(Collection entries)
#####

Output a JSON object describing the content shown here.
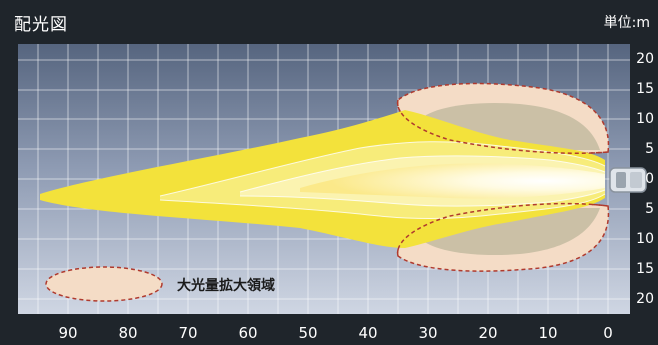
{
  "header": {
    "title": "配光図",
    "unit": "単位:m"
  },
  "axes": {
    "y_ticks_right": [
      "20",
      "15",
      "10",
      "5",
      "0",
      "5",
      "10",
      "15",
      "20"
    ],
    "x_ticks": [
      "90",
      "80",
      "70",
      "60",
      "50",
      "40",
      "30",
      "20",
      "10",
      "0"
    ]
  },
  "legend": {
    "label": "大光量拡大領域"
  },
  "colors": {
    "panel_top": "#5d6c85",
    "panel_bottom": "#c9d0df",
    "beam_outer": "#f2e23a",
    "beam_core": "#fffdf0",
    "expanded_region": "#f6dcc4",
    "region_border": "#b03a2e"
  }
}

#####

--- Your instructions ---
A faithful copy of the records above is needed, with the pictures left out.

--- Response below ---
Output a JSON object describing the content shown here.
{
  "header": {
    "title": "配光図",
    "unit": "単位:m"
  },
  "axes": {
    "y_ticks_right": [
      "20",
      "15",
      "10",
      "5",
      "0",
      "5",
      "10",
      "15",
      "20"
    ],
    "x_ticks": [
      "90",
      "80",
      "70",
      "60",
      "50",
      "40",
      "30",
      "20",
      "10",
      "0"
    ]
  },
  "legend": {
    "label": "大光量拡大領域"
  },
  "colors": {
    "panel_top": "#5d6c85",
    "panel_bottom": "#c9d0df",
    "beam_outer": "#f2e23a",
    "beam_core": "#fffdf0",
    "expanded_region": "#f6dcc4",
    "region_border": "#b03a2e"
  }
}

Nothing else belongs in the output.